### Work required
Your task is to gather the lines below that hold the string "value".

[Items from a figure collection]
╔══

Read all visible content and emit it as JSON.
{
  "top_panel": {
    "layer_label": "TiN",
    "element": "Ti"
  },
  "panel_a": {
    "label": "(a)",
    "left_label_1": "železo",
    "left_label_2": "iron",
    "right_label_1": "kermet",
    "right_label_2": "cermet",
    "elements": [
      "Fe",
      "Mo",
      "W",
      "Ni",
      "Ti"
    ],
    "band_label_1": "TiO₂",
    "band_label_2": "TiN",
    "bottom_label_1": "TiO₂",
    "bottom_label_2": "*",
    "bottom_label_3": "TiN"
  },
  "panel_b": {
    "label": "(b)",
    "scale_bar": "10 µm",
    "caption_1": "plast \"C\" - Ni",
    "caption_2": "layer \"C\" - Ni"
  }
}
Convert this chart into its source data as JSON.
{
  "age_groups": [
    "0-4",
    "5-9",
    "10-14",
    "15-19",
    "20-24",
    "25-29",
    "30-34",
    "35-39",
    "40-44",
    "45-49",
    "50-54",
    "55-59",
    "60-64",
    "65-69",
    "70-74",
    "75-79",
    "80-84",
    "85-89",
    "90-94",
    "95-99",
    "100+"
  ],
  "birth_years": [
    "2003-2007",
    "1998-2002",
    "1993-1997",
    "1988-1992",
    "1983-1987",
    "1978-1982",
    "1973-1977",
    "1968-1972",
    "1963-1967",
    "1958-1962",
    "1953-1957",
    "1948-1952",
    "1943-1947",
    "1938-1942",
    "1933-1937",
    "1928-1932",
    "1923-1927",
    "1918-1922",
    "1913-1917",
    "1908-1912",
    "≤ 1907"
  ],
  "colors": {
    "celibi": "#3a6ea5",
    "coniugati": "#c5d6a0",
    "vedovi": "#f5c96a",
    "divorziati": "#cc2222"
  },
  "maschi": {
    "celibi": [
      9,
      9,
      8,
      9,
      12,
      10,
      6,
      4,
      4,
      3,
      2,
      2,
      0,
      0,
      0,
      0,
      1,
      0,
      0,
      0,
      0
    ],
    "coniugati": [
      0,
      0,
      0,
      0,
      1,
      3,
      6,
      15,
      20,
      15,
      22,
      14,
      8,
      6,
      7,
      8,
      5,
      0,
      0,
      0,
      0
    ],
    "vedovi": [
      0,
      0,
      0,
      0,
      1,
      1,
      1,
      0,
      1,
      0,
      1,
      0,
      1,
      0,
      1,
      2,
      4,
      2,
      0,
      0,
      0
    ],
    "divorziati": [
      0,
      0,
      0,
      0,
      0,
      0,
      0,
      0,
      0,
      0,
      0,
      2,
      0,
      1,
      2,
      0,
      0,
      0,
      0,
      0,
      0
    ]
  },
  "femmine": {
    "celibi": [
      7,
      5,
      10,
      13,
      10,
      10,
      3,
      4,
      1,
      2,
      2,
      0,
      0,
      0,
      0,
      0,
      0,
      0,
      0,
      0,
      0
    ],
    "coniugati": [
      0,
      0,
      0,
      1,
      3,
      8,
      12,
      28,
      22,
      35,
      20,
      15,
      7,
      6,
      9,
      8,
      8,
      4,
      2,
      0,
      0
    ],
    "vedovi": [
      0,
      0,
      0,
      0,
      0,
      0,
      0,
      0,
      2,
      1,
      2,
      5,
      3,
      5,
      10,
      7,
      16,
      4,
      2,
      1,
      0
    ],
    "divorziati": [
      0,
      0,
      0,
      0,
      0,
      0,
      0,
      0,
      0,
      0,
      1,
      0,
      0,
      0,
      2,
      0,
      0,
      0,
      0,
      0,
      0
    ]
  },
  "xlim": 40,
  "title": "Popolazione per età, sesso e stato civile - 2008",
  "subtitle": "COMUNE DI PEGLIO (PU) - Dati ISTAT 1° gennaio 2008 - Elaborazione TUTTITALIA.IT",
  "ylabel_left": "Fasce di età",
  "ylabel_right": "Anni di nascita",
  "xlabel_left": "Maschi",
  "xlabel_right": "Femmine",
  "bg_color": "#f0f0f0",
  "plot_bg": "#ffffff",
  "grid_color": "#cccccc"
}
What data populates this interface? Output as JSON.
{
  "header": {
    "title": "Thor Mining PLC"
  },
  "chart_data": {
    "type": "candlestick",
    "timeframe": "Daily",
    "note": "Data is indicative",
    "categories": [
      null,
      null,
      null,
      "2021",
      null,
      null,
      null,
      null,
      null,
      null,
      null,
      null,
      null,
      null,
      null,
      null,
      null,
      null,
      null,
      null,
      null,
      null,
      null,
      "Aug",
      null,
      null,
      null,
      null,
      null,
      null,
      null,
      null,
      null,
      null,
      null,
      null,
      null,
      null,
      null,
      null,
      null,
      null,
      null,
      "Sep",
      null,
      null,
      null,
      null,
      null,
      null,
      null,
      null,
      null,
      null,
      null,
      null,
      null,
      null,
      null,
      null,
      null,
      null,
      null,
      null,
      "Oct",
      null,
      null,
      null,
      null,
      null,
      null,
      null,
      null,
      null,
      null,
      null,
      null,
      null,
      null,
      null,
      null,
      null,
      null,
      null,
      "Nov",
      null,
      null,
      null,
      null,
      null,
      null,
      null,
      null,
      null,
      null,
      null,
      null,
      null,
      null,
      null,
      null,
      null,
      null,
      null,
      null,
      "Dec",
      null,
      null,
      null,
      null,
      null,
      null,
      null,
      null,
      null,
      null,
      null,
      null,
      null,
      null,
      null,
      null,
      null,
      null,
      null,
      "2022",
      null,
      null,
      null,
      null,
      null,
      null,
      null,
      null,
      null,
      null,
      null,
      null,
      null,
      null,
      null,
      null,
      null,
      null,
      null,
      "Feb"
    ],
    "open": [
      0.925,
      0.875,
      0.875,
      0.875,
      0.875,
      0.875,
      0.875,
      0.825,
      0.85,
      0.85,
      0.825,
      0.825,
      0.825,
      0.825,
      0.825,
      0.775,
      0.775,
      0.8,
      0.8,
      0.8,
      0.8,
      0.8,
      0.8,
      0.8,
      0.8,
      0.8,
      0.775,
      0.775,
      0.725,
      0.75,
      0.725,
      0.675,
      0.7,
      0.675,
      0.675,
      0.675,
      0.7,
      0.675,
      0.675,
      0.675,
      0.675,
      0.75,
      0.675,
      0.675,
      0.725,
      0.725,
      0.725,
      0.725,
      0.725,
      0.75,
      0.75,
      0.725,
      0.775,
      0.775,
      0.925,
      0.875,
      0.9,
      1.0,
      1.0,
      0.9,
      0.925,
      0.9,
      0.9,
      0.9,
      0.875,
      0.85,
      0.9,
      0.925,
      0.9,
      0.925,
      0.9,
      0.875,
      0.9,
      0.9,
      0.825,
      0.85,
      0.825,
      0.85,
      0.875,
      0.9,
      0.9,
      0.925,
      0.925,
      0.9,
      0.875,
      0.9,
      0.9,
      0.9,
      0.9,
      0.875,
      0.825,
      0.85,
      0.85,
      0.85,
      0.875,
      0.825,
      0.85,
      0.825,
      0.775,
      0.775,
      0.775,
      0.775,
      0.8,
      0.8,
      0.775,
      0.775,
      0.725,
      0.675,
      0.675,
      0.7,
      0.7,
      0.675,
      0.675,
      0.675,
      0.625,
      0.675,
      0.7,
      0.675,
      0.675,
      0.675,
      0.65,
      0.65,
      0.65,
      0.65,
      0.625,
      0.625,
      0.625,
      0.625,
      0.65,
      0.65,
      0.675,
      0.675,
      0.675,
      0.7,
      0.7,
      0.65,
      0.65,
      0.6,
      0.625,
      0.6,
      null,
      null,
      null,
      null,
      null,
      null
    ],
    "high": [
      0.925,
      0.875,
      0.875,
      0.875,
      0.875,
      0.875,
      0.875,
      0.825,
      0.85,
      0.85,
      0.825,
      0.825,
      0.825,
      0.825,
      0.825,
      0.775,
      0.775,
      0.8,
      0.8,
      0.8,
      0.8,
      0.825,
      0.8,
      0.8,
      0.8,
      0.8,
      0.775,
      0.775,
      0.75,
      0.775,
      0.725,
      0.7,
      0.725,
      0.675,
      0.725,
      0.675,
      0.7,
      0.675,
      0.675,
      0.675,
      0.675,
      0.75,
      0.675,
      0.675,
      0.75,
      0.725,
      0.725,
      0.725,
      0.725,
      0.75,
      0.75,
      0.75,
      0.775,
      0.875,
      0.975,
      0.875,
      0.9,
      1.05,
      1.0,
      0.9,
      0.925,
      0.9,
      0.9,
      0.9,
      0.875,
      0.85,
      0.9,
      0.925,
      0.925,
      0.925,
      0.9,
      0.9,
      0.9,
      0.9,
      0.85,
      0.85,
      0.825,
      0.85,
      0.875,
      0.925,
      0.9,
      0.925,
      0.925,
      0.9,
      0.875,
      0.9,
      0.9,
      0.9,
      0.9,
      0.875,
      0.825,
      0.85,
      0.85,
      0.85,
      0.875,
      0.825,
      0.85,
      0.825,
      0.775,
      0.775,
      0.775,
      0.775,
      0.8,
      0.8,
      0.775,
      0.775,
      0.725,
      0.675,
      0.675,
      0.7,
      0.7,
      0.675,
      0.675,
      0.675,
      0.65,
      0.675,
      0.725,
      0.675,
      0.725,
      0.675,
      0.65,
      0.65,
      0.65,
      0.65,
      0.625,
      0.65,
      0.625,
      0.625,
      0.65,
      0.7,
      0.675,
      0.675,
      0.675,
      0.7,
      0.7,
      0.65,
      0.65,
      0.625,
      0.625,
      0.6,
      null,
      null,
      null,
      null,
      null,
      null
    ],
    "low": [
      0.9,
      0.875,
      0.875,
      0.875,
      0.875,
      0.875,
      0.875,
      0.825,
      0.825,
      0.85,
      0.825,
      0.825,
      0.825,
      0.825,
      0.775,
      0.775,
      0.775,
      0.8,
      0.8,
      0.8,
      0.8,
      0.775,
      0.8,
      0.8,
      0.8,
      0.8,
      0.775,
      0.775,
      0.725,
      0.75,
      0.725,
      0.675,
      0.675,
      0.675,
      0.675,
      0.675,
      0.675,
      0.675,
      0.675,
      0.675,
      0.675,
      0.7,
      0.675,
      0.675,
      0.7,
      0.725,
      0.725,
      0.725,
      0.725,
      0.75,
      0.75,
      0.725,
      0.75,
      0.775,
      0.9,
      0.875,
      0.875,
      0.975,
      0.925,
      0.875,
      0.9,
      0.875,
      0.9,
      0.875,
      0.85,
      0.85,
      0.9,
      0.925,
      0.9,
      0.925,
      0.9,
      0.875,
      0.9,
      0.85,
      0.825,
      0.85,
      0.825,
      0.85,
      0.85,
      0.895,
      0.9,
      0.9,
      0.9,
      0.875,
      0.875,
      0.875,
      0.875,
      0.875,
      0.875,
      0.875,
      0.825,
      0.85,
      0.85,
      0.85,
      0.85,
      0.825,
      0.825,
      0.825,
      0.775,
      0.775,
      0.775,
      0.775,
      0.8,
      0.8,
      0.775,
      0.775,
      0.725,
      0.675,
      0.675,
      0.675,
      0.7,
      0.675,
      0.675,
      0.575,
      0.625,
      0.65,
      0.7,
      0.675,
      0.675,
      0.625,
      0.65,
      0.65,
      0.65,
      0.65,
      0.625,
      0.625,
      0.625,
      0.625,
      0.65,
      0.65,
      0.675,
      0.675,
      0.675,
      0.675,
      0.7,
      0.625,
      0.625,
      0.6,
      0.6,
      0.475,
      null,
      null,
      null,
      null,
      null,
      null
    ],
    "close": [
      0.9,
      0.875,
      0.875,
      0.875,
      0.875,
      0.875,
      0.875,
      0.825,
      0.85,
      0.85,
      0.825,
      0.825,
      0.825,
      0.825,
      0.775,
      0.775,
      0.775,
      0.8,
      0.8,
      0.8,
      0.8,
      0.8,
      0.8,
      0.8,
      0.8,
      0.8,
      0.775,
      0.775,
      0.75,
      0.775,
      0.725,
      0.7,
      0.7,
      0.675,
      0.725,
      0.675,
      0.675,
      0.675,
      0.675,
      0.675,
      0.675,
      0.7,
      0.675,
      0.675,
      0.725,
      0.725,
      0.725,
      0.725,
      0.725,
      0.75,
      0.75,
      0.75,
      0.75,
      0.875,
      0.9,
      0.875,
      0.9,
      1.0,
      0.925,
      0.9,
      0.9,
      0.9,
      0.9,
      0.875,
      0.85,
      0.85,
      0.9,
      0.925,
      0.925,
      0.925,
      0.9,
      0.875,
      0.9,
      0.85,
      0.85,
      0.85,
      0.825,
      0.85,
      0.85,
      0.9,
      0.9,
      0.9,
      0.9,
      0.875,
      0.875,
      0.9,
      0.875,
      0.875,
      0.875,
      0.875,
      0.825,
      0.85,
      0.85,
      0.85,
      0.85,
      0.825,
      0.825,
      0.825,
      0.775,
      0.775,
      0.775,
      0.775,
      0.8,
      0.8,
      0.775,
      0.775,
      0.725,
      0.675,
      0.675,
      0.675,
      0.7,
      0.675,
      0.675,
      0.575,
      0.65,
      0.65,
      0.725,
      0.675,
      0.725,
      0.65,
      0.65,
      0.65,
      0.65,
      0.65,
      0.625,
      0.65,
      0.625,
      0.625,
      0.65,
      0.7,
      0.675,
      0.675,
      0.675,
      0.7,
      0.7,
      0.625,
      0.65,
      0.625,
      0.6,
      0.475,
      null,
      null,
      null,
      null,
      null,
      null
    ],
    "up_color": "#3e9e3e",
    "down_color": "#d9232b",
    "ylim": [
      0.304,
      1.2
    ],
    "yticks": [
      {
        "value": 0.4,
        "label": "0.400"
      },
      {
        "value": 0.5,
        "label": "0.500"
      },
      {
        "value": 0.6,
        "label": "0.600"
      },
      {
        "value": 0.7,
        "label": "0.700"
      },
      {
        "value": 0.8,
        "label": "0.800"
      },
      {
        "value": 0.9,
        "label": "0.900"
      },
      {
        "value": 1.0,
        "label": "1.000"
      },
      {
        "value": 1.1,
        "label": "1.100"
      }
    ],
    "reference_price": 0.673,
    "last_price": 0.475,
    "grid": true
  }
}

╚══

### Full response
        "value": 0.4,
        "value": 0.5,
        "value": 0.6,
        "value": 0.7,
        "value": 0.8,
        "value": 0.9,
        "value": 1.0,
        "value": 1.1,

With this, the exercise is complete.